Entries taken from a collection:
* START *
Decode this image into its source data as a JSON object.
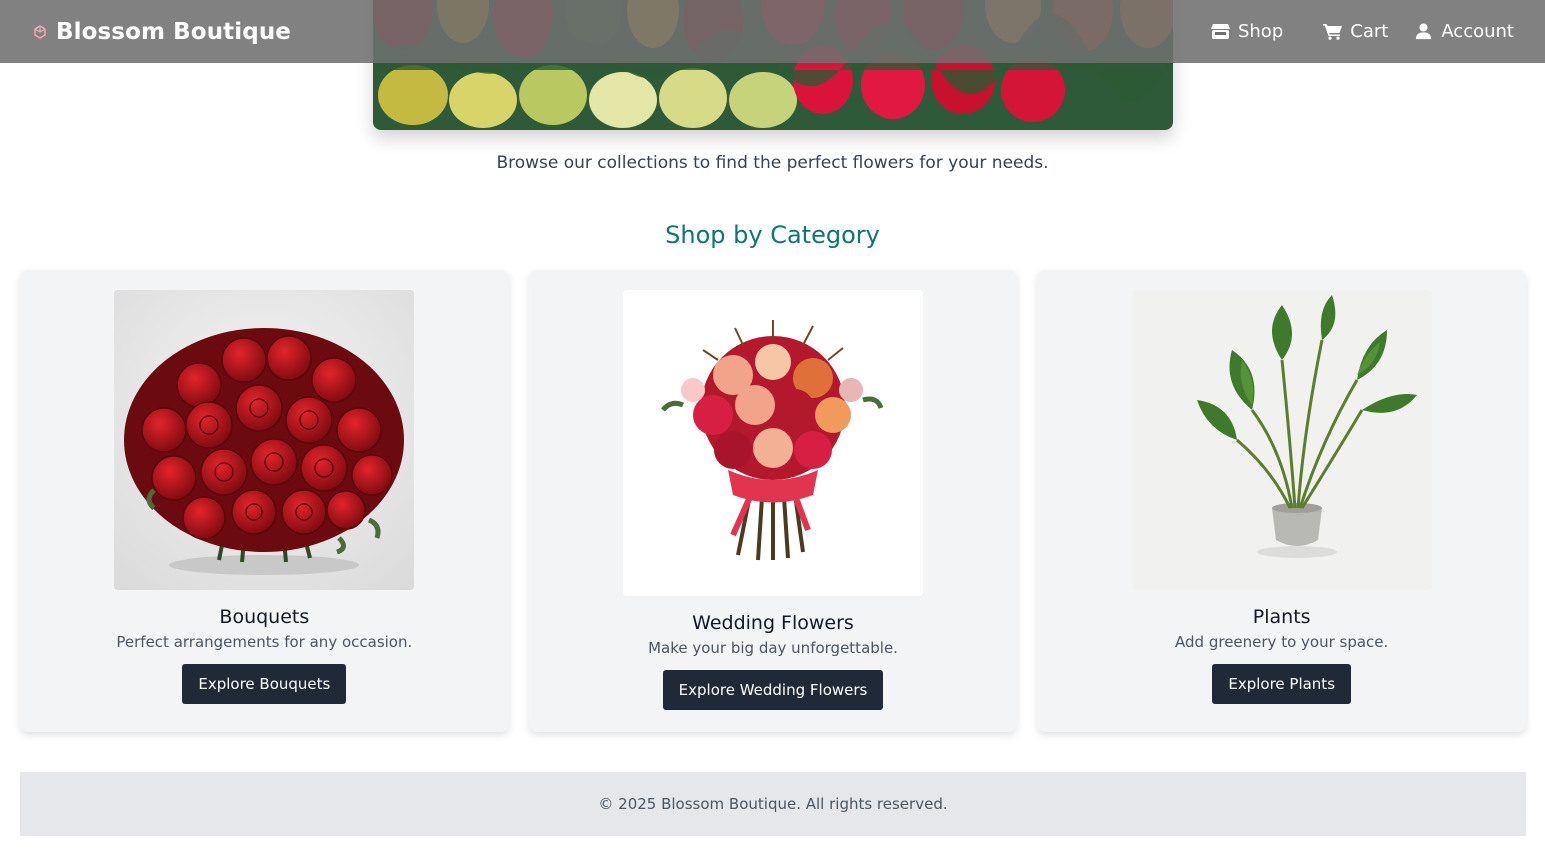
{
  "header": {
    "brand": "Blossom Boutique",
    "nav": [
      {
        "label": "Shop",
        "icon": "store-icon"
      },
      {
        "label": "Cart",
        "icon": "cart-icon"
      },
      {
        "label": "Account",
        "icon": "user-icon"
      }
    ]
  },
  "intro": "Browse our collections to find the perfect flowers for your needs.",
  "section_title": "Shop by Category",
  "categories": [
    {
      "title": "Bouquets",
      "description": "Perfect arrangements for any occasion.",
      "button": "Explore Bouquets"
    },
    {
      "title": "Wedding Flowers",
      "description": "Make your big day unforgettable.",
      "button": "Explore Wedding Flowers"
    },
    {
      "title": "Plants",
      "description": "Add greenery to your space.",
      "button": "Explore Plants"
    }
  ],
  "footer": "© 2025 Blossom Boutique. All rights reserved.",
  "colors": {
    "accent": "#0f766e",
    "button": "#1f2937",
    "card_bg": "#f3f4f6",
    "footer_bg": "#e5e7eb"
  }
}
* END *
* START *
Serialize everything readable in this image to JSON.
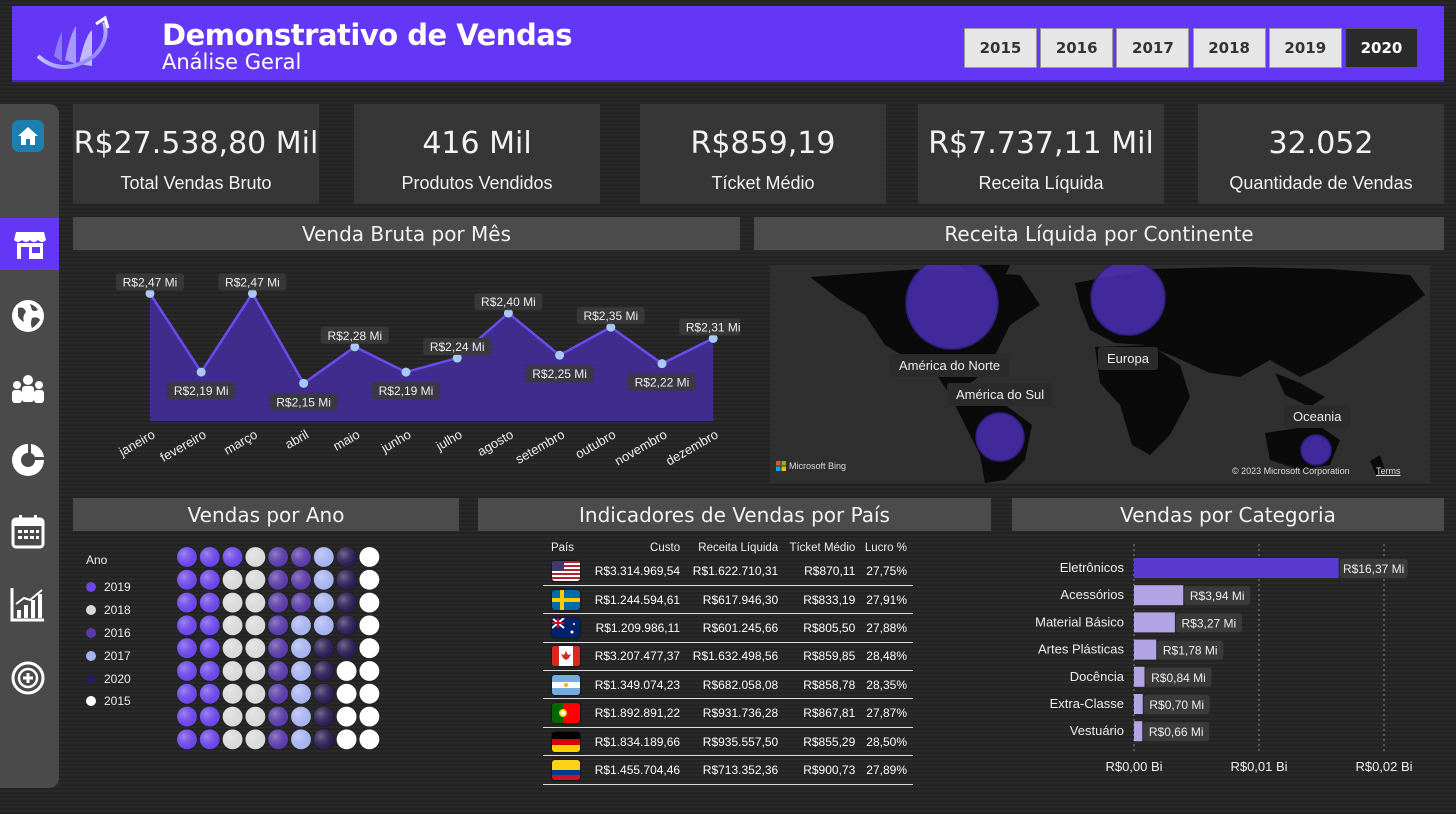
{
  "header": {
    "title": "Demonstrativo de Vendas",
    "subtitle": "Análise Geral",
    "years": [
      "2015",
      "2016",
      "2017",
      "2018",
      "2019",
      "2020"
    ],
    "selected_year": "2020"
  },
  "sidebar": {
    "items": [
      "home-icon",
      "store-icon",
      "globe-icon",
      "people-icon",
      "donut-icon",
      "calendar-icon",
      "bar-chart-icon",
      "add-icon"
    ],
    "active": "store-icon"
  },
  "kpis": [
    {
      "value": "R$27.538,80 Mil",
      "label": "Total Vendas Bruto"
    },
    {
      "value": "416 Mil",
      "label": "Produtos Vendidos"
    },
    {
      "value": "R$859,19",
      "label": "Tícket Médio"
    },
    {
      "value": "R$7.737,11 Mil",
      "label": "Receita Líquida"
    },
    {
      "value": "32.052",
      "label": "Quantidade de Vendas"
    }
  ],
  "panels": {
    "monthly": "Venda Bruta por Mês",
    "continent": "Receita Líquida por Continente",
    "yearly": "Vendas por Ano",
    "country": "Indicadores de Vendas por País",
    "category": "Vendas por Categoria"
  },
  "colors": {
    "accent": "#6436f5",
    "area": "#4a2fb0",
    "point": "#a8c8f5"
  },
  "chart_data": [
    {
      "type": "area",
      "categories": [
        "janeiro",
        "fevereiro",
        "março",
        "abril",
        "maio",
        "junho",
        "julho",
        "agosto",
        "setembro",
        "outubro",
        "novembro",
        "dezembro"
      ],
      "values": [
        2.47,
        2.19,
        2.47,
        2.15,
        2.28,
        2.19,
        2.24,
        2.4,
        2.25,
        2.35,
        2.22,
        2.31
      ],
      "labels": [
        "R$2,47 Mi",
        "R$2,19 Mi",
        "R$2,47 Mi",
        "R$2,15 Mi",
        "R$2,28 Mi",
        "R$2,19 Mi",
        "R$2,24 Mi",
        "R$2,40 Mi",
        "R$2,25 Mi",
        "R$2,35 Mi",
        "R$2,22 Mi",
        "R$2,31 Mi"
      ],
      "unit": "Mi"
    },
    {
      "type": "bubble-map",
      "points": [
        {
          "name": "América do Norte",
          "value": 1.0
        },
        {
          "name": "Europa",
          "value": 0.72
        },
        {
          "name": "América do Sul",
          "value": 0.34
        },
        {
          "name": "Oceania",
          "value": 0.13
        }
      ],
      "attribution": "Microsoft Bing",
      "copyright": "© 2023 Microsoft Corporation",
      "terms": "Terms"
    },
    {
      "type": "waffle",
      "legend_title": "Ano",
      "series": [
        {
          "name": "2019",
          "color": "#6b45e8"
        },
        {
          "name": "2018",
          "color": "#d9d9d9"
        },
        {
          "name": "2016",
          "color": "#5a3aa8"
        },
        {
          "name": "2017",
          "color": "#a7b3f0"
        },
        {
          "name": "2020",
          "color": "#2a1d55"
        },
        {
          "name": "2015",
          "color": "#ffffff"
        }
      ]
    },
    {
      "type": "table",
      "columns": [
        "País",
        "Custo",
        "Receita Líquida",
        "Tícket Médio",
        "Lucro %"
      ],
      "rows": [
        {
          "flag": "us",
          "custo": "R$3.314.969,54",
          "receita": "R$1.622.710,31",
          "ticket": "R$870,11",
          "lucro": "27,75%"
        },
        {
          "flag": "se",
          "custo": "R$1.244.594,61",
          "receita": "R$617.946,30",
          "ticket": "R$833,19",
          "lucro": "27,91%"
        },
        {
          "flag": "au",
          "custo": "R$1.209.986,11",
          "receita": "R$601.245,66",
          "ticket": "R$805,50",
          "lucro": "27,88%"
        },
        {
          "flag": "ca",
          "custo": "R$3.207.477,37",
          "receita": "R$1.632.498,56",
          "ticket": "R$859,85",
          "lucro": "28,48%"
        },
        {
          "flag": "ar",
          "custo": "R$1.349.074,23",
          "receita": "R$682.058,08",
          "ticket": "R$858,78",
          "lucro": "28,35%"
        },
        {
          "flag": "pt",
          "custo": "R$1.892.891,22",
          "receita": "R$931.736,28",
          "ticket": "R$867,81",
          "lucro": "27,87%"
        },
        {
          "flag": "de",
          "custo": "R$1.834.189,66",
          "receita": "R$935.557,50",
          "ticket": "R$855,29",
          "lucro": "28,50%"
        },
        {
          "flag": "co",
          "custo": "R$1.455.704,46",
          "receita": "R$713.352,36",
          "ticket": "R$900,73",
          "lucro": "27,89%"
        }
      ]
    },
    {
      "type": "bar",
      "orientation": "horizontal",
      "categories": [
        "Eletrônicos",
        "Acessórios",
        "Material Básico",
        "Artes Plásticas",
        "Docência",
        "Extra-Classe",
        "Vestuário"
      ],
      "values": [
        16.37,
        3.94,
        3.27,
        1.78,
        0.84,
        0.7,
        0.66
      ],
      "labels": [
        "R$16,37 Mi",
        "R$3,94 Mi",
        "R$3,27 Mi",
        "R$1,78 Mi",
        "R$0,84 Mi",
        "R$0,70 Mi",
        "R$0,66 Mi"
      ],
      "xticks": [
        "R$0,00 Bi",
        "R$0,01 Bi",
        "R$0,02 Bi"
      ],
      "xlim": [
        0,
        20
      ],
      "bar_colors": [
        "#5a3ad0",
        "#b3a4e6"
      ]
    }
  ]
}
* END *
* START *
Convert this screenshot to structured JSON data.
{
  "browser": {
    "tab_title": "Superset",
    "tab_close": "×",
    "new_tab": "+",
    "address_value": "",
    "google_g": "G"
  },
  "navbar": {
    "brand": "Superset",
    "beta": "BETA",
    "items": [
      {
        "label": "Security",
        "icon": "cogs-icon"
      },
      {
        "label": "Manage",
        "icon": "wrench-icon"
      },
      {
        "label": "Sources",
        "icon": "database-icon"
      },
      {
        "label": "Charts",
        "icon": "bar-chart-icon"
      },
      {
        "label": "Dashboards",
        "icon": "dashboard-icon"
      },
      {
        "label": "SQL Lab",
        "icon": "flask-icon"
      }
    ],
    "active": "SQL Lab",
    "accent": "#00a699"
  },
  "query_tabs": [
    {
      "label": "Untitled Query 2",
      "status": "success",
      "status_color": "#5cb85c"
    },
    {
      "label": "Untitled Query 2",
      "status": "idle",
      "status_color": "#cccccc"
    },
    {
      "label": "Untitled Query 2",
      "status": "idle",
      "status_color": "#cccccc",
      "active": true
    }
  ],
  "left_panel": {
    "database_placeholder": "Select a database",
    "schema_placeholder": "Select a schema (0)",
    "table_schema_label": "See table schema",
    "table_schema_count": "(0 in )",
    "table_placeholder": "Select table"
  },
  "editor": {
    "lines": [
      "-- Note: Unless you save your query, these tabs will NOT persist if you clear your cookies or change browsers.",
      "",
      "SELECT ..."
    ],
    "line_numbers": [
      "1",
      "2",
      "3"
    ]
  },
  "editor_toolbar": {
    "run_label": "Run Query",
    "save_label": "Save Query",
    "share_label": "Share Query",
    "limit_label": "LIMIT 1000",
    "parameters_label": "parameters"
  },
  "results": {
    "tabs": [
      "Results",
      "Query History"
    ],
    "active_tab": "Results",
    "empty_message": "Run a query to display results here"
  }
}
* END *
— What is being asked —
Some lines of the data above may hold the word "flag"; report how many do, and nothing else.

— Solution below —
8